## TASK GOAL
From the entries below, extract every line that includes the word "speed".

╭──

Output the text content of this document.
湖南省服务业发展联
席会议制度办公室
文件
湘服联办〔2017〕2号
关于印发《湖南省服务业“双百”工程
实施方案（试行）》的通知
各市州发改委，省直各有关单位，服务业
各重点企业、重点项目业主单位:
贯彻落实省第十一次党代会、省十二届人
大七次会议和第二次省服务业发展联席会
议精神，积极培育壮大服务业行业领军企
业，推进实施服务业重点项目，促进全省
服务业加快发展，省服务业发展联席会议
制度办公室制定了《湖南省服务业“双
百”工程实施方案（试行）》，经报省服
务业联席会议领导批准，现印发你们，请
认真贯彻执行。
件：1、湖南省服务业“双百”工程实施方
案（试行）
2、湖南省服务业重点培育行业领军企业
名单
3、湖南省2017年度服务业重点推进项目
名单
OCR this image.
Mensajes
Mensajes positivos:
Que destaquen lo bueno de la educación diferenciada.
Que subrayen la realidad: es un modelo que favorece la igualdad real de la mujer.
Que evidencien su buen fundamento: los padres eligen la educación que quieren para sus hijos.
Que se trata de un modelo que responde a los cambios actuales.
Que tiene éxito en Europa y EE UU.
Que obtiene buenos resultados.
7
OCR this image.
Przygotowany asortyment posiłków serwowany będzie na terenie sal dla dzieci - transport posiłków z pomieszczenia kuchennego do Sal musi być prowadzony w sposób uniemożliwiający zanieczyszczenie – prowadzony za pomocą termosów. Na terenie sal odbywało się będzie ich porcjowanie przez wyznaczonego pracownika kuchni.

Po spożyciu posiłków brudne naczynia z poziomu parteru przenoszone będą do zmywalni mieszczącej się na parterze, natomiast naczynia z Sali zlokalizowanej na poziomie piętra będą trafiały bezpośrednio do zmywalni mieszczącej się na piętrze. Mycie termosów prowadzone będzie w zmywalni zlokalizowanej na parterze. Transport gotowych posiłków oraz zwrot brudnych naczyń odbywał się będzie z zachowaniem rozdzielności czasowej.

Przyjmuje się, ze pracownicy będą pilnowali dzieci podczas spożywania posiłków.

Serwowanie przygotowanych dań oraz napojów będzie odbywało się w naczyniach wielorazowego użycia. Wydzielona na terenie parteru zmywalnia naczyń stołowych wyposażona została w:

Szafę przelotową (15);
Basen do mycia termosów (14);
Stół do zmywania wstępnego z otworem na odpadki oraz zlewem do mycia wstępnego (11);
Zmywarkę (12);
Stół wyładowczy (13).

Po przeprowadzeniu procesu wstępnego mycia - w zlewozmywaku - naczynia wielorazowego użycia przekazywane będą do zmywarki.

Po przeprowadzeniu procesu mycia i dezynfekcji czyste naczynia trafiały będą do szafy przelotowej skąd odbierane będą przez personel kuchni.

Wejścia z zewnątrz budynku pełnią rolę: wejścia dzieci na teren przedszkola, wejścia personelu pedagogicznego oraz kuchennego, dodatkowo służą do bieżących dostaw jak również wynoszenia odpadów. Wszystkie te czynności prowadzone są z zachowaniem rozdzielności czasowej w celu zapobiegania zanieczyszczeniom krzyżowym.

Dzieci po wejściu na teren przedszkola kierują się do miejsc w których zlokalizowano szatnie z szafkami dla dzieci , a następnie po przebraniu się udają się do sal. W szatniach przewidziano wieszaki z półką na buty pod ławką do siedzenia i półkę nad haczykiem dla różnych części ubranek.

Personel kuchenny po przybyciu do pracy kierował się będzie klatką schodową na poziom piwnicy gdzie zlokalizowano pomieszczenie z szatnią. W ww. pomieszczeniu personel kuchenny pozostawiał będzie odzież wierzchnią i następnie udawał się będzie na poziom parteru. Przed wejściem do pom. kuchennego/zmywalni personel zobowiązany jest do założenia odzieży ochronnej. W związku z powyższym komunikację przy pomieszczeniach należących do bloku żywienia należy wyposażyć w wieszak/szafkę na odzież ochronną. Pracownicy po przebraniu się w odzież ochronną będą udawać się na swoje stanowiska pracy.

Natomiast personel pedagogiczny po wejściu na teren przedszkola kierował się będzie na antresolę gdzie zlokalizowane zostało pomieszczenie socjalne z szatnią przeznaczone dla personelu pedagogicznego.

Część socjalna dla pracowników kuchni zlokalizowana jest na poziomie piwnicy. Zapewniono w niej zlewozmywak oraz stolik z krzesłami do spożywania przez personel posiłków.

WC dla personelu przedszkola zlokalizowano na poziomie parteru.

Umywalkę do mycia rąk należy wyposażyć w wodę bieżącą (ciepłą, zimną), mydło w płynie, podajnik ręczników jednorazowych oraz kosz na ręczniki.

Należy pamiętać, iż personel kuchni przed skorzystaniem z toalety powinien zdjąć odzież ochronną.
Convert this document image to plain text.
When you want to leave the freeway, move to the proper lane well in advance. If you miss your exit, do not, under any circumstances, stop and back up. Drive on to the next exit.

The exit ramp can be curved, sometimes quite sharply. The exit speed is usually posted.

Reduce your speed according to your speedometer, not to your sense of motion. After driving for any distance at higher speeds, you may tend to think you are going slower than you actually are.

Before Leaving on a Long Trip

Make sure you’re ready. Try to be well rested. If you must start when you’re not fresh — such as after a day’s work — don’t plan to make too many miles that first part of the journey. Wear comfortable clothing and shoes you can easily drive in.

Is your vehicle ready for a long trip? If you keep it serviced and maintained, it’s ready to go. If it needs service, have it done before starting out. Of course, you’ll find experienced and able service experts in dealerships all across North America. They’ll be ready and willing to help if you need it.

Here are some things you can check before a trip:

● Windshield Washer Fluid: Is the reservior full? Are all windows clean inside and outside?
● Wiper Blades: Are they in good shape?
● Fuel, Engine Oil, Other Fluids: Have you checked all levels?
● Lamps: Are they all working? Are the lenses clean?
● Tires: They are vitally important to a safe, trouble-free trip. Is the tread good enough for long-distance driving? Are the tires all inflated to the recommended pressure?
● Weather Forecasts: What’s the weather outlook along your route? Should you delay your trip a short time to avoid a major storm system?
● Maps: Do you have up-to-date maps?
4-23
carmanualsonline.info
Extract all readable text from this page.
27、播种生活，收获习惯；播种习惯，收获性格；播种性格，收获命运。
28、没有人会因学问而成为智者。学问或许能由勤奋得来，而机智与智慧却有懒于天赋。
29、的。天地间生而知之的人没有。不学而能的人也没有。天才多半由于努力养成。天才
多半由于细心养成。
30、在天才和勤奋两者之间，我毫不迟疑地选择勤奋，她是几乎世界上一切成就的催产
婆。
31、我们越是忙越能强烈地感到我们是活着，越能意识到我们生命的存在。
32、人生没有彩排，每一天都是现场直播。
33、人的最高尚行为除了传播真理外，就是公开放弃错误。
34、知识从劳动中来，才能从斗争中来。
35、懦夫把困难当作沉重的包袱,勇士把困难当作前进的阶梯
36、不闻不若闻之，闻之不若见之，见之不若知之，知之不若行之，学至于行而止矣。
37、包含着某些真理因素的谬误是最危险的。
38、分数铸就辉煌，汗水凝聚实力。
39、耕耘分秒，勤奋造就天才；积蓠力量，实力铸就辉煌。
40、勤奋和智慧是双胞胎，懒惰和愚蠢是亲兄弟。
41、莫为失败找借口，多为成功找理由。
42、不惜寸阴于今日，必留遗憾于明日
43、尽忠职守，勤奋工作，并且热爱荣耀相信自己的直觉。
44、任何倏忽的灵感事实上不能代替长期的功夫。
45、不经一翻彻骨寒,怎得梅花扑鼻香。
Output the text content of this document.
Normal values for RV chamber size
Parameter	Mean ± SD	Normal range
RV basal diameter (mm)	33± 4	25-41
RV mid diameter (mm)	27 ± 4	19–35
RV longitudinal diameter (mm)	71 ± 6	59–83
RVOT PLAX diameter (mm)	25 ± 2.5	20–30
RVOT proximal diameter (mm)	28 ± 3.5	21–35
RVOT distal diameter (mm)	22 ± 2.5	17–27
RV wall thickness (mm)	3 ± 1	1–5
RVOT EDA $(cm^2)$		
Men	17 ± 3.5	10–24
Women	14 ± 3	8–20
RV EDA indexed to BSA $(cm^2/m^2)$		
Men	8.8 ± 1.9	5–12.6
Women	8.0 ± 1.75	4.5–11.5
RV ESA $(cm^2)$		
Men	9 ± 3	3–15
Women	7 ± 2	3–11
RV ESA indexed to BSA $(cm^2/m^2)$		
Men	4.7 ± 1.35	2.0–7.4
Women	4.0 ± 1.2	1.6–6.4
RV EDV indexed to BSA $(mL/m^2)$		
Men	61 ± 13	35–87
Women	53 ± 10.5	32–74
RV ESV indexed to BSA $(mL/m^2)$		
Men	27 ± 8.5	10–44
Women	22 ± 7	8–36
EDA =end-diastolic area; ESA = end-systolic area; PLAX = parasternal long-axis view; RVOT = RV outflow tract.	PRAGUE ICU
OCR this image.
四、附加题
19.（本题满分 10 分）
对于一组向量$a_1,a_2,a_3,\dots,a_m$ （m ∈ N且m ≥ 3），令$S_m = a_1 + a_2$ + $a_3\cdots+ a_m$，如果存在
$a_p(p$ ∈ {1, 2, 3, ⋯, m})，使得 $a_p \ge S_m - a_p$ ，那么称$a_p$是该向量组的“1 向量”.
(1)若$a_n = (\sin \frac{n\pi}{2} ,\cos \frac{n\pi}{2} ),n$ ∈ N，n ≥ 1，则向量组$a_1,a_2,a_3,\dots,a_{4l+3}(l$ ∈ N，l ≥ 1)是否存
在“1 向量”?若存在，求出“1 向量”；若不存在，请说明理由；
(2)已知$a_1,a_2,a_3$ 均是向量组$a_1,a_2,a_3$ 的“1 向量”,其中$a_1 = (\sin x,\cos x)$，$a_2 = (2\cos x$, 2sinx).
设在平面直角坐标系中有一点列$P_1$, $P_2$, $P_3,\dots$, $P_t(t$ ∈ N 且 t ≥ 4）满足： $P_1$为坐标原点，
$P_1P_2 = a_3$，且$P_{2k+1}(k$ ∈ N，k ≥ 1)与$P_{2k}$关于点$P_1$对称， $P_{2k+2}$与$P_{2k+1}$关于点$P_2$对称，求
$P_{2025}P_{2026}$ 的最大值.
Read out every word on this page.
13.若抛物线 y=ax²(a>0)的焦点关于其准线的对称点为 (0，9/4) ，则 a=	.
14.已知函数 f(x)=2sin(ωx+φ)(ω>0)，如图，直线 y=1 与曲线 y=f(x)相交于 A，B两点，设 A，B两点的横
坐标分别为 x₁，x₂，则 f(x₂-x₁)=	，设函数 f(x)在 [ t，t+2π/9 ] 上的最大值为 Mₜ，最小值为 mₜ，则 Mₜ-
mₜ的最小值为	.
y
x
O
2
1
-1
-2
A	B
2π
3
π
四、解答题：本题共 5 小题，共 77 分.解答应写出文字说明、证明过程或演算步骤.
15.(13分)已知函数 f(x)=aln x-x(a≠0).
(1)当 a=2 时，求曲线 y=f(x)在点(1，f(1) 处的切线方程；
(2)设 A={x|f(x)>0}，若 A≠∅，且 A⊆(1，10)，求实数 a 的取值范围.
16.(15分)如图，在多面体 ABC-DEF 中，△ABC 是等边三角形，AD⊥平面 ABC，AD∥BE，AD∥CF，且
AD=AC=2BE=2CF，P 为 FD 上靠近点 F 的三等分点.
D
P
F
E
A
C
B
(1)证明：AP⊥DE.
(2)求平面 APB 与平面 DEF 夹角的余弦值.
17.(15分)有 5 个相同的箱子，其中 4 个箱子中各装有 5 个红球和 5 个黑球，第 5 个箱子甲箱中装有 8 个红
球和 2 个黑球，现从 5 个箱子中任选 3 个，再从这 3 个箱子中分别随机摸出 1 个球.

╰──

## REPLY
The exit ramp can be curved, sometimes quite sharply. The exit speed is usually posted.
Reduce your speed according to your speedometer, not to your sense of motion. After driving for any distance at higher speeds, you may tend to think you are going slower than you actually are.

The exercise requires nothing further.